Written exercise -
In the records that follow, show each line where the word "funcionar" is present.

Material -
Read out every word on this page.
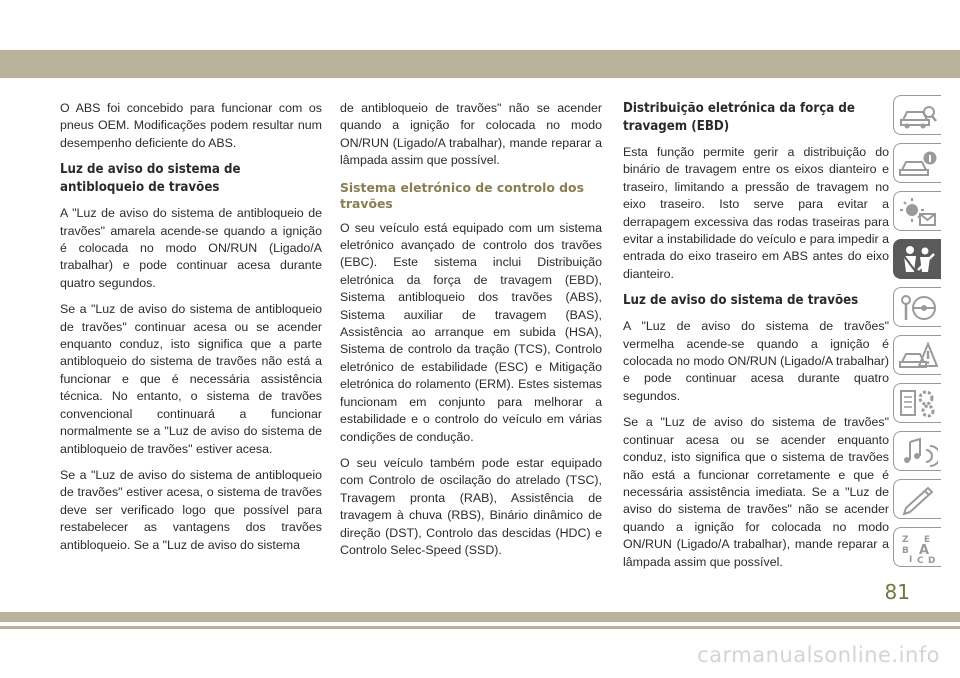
O ABS foi concebido para funcionar com os pneus OEM. Modificações podem resultar num desempenho deficiente do ABS.

Luz de aviso do sistema de antibloqueio de travões

A "Luz de aviso do sistema de antibloqueio de travões" amarela acende-se quando a ignição é colocada no modo ON/RUN (Ligado/A trabalhar) e pode continuar acesa durante quatro segundos.

Se a "Luz de aviso do sistema de antibloqueio de travões" continuar acesa ou se acender enquanto conduz, isto significa que a parte antibloqueio do sistema de travões não está a funcionar e que é necessária assistência técnica. No entanto, o sistema de travões convencional continuará a funcionar normalmente se a "Luz de aviso do sistema de antibloqueio de travões" estiver acesa.

Se a "Luz de aviso do sistema de antibloqueio de travões" estiver acesa, o sistema de travões deve ser verificado logo que possível para restabelecer as vantagens dos travões antibloqueio. Se a "Luz de aviso do sistema

de antibloqueio de travões" não se acender quando a ignição for colocada no modo ON/RUN (Ligado/A trabalhar), mande reparar a lâmpada assim que possível.

Sistema eletrónico de controlo dos travões

O seu veículo está equipado com um sistema eletrónico avançado de controlo dos travões (EBC). Este sistema inclui Distribuição eletrónica da força de travagem (EBD), Sistema antibloqueio dos travões (ABS), Sistema auxiliar de travagem (BAS), Assistência ao arranque em subida (HSA), Sistema de controlo da tração (TCS), Controlo eletrónico de estabilidade (ESC) e Mitigação eletrónica do rolamento (ERM). Estes sistemas funcionam em conjunto para melhorar a estabilidade e o controlo do veículo em várias condições de condução.

O seu veículo também pode estar equipado com Controlo de oscilação do atrelado (TSC), Travagem pronta (RAB), Assistência de travagem à chuva (RBS), Binário dinâmico de direção (DST), Controlo das descidas (HDC) e Controlo Selec-Speed (SSD).

Distribuição eletrónica da força de travagem (EBD)

Esta função permite gerir a distribuição do binário de travagem entre os eixos dianteiro e traseiro, limitando a pressão de travagem no eixo traseiro. Isto serve para evitar a derrapagem excessiva das rodas traseiras para evitar a instabilidade do veículo e para impedir a entrada do eixo traseiro em ABS antes do eixo dianteiro.

Luz de aviso do sistema de travões

A "Luz de aviso do sistema de travões" vermelha acende-se quando a ignição é colocada no modo ON/RUN (Ligado/A trabalhar) e pode continuar acesa durante quatro segundos.

Se a "Luz de aviso do sistema de travões" continuar acesa ou se acender enquanto conduz, isto significa que o sistema de travões não está a funcionar corretamente e que é necessária assistência imediata. Se a "Luz de aviso do sistema de travões" não se acender quando a ignição for colocada no modo ON/RUN (Ligado/A trabalhar), mande reparar a lâmpada assim que possível.

Z E
B A
I C D
81
carmanualsonline.info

Task solution -
O ABS foi concebido para funcionar com os pneus OEM. Modificações podem resultar num desempenho deficiente do ABS.
Se a "Luz de aviso do sistema de antibloqueio de travões" continuar acesa ou se acender enquanto conduz, isto significa que a parte antibloqueio do sistema de travões não está a funcionar e que é necessária assistência técnica. No entanto, o sistema de travões convencional continuará a funcionar normalmente se a "Luz de aviso do sistema de antibloqueio de travões" estiver acesa.
Se a "Luz de aviso do sistema de travões" continuar acesa ou se acender enquanto conduz, isto significa que o sistema de travões não está a funcionar corretamente e que é necessária assistência imediata. Se a "Luz de aviso do sistema de travões" não se acender quando a ignição for colocada no modo ON/RUN (Ligado/A trabalhar), mande reparar a lâmpada assim que possível.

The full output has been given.